• **Kutipan Dokumen**:
======

Izin untuk Menunaikan Tanggungan dari Penggadai

Imam Syafi’i berkata: Apabila seseorang membayar utang yang telah jatuh tempo atau yang belum dengan izin pengutang, maka orang yang diberi izin dapat menuntut ganti rugi kepada penggadai saat itu juga. Akan tetap jika ia membayar utang tersebut tanpa izin pengutang, baik utang telah jatuh tempo atau belum, maka ia dianggap telah melakukan pembayaran dengan suka rela, sehingga tidak ada hak baginya untuk menuntut ganti rugi kepada pengutang.

======

[Data tata letak spasial]
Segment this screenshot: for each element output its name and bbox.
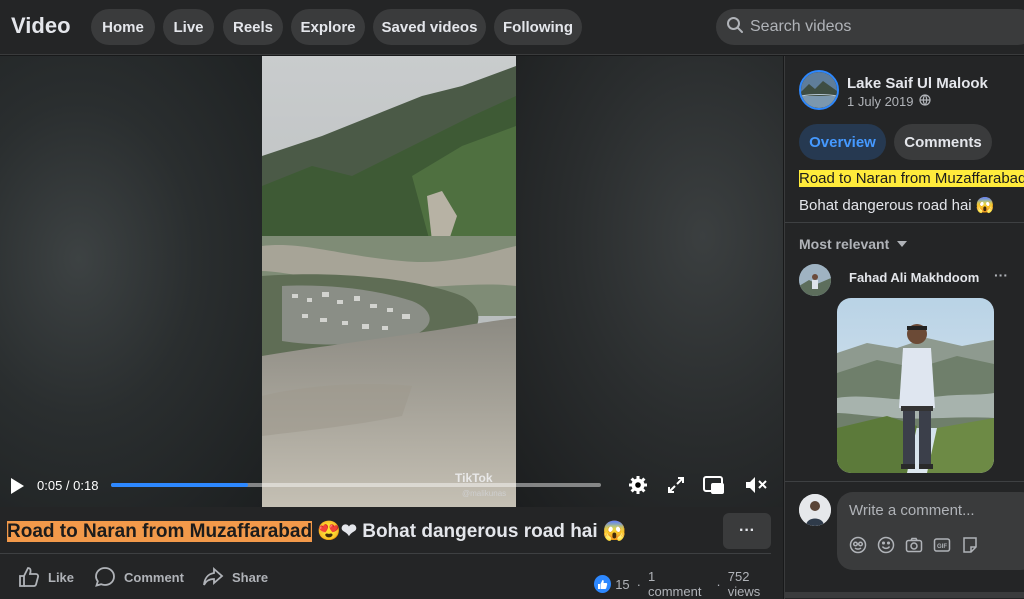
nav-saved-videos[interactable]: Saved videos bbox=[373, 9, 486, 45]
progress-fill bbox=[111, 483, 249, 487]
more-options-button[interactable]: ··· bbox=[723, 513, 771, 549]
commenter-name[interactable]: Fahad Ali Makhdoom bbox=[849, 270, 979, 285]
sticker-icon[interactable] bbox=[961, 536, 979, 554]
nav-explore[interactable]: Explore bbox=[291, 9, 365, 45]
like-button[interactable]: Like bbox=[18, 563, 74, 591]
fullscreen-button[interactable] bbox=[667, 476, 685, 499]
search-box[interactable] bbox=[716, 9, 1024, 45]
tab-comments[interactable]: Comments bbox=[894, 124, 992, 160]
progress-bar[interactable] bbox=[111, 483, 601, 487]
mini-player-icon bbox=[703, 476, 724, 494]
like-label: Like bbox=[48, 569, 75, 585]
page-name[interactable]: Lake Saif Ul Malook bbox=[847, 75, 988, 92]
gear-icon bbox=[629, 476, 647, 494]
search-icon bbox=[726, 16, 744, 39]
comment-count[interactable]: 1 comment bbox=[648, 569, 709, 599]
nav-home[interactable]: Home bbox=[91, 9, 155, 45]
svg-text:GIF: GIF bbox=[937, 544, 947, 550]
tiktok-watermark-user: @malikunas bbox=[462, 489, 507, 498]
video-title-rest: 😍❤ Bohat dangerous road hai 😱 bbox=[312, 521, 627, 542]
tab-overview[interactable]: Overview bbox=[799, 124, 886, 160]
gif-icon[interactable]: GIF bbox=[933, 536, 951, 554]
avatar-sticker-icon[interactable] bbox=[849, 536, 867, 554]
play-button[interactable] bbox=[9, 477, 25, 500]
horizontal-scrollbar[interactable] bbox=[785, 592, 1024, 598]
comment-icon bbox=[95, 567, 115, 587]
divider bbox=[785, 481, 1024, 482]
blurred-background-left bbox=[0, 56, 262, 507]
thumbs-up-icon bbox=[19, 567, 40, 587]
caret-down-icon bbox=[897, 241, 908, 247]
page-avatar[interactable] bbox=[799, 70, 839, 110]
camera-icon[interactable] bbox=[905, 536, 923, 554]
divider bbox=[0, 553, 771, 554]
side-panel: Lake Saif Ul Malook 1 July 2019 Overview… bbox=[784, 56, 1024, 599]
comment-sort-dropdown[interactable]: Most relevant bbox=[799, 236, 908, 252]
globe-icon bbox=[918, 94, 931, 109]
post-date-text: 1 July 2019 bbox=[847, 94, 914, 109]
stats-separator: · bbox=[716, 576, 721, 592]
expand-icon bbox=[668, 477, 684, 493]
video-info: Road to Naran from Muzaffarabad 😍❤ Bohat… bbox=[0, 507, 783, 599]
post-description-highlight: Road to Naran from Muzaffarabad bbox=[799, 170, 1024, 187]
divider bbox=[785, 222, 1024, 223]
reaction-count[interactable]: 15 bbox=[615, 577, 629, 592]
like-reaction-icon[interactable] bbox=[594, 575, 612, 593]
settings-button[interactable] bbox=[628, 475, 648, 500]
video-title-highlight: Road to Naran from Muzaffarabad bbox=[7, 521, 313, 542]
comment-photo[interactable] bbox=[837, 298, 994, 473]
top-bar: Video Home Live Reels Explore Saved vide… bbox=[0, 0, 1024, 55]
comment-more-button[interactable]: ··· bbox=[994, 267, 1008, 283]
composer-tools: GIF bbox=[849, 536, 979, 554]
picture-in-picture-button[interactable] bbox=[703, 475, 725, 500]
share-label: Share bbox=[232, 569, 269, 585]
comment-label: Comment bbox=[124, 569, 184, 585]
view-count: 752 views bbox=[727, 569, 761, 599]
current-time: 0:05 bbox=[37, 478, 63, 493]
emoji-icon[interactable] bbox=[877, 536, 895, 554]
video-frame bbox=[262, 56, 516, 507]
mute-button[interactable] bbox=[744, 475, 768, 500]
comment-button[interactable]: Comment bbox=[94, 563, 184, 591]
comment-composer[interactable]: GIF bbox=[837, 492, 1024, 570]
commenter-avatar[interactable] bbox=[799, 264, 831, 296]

======

• **Arahan Singkat 1**:
Jawab pertanyaan berikut berdasarkan teks tentang pembayaran utang penggadai.
(a) Pendapat siapa yang dikutip dalam teks?
(b) Jika utang dibayar dengan izin pengutang, kepada siapa dan kapan orang yang diberi izin dapat menuntut ganti rugi?
(c) Bagaimana status pembayaran yang dilakukan tanpa izin pengutang?
• **Arahan Singkat 2**:
Tuliskan kembali bagian teks tentang pembayaran utang penggadai mulai dari "Izin untuk Menunaikan" sampai dengan "rugi kepada pengutang." tanpa mengubah satu kata pun.
• **Arahan Singkat 3**:
Teruskan teks tentang pembayaran utang penggadai mulai setelah kalimat terakhirnya.
Catatan-catatan ini merupakan bahan tersendiri yang terpisah dari teks tentang pembayaran utang penggadai.

• **Hasil 1**:
(a) Imam Syafi'i.
(b) Kepada penggadai, saat itu juga.
(c) Pembayaran itu dianggap suka rela, sehingga pembayar tidak berhak menuntut ganti rugi kepada pengutang.

• **Hasil 2**:
Izin untuk Menunaikan Tanggungan dari Penggadai

Imam Syafi’i berkata: Apabila seseorang membayar utang yang telah jatuh tempo atau yang belum dengan izin pengutang, maka orang yang diberi izin dapat menuntut ganti rugi kepada penggadai saat itu juga. Akan tetap jika ia membayar utang tersebut tanpa izin pengutang, baik utang telah jatuh tempo atau belum, maka ia dianggap telah melakukan pembayaran dengan suka rela, sehingga tidak ada hak baginya untuk menuntut ganti rugi kepada pengutang.

• **Hasil 3**:
Apabila terjadi perbedaan, dimana penggadai (pengutang) mengatakan “Engkau membayar utangku tanpa perintah dariku”, sementara orang yang diberi izin menggadai mengatakan “Aku membayar utangmu atas perintah darimu”, maka yang dijadikan pedoman adalah perkataan penggadai yang dibayar utangnya, karena ia adalah orang yang bertanggung jawab atas utang itu, dan karena orang yang membayar utang bermaksud membebani pengutang dengan apa yang tidak menjadi beban baginya kecuali atas dasar pengakuannya, atau berdasarkan bukti yang menetapkan hal itu.

Apabila penerima gadai yang telah dibayar piutangnya bersaksi terhadap penggadai (pengutang) bahwa majikan si budak (yang memberi izin menggadaikan budaknya) telah membayar utang si penggadai atas izin dari penggadai sendiri, maka kesaksiannya dapat diterima dan ia disuruh bersumpah untuk mengukuhkan kesaksiannya selama semua piutangnya telah dilunasi, sebab dalam hal ini tidak ada manfaat yang hendak diambil oleh penerima gadai untuk dirinya atau mudharat yang hendak dihindarinya sehingga mendorongnya membuat kesaksian.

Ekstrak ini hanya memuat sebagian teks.